Task to complete: In the listing below, count the lines containing the string "ylabel" and state only the number.
--*--
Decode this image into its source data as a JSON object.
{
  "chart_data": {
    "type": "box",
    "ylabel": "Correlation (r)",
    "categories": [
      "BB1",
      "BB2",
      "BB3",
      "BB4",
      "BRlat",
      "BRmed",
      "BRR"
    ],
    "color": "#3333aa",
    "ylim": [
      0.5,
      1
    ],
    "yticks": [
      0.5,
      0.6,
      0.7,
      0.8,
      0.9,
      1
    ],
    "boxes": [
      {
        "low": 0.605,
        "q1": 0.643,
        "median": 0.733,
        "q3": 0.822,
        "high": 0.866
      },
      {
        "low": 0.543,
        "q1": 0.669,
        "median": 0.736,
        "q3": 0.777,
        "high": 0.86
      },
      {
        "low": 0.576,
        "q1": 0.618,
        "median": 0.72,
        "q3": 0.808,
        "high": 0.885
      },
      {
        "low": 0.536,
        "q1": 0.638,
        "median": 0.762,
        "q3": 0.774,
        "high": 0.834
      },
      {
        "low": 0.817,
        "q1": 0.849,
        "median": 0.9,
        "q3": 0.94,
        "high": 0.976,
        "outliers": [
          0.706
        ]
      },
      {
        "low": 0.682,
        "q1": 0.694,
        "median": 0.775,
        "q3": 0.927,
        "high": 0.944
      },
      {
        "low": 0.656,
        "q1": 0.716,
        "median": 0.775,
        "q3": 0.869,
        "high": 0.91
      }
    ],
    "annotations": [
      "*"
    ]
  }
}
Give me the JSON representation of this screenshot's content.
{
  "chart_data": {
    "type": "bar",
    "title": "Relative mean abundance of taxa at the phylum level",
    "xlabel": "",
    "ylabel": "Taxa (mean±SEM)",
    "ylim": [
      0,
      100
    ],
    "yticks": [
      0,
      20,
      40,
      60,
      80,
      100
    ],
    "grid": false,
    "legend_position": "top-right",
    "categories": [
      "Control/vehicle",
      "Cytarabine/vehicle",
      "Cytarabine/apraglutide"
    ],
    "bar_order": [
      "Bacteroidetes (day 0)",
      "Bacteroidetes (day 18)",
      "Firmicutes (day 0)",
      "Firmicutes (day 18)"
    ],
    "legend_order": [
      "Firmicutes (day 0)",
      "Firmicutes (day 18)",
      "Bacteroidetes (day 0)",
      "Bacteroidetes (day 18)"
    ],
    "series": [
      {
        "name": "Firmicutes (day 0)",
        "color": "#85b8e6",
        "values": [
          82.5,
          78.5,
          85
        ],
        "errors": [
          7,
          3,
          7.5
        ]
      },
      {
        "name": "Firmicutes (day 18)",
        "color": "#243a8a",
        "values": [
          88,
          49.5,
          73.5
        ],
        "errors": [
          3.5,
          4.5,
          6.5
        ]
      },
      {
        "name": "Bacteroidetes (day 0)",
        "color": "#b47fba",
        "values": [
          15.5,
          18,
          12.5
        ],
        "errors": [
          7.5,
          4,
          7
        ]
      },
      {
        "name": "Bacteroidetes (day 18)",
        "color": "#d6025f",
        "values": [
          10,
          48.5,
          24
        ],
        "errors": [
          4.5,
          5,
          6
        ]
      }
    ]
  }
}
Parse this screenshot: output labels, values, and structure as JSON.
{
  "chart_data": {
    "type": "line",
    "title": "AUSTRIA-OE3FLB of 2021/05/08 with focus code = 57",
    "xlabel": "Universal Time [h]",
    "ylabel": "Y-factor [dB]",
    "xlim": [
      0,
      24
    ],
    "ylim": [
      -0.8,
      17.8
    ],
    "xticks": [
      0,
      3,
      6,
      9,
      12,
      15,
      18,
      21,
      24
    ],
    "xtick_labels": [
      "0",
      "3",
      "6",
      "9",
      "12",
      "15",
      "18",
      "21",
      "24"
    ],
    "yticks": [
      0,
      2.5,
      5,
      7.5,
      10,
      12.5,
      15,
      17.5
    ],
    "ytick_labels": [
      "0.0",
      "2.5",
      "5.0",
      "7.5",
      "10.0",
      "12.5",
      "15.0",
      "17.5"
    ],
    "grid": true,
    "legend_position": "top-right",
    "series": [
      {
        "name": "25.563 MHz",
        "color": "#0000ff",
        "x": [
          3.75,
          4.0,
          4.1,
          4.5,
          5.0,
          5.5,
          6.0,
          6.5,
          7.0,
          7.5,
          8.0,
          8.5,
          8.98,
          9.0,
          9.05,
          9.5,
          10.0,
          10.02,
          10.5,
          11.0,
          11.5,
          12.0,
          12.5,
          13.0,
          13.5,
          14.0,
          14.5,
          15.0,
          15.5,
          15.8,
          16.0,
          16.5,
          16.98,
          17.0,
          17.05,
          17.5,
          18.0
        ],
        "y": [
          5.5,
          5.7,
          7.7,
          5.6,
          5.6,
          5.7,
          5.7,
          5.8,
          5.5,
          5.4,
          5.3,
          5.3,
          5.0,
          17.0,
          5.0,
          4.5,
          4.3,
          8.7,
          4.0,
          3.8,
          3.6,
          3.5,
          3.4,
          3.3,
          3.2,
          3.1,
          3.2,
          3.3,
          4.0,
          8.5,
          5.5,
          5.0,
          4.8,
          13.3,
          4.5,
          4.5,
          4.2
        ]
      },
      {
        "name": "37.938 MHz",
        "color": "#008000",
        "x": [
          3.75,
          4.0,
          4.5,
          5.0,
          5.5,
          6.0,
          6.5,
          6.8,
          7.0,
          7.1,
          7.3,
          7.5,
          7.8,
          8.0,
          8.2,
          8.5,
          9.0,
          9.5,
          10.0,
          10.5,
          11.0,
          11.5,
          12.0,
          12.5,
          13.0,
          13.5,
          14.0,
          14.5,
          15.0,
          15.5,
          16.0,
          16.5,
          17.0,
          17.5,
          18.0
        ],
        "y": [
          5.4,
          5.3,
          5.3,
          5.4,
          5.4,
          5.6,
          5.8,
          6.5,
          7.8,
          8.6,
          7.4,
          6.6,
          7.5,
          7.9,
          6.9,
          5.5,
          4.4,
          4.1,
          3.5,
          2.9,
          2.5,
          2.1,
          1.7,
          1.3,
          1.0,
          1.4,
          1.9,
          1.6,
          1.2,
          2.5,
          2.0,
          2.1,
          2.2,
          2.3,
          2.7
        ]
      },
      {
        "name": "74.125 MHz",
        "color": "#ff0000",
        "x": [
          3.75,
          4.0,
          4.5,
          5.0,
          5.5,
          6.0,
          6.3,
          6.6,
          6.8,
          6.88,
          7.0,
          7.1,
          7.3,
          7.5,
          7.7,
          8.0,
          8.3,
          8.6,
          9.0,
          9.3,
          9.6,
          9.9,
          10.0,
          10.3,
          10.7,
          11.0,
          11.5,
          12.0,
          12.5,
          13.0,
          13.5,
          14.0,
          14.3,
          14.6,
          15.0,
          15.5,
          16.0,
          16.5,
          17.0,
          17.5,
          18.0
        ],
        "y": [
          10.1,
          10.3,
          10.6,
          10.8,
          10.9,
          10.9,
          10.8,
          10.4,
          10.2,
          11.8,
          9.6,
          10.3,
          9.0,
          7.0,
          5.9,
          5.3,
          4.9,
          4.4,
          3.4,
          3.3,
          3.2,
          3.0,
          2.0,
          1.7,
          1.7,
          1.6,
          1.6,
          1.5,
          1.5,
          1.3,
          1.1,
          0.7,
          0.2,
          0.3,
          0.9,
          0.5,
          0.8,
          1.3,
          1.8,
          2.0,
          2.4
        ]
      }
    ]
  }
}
--*--
Reply to the exercise: 3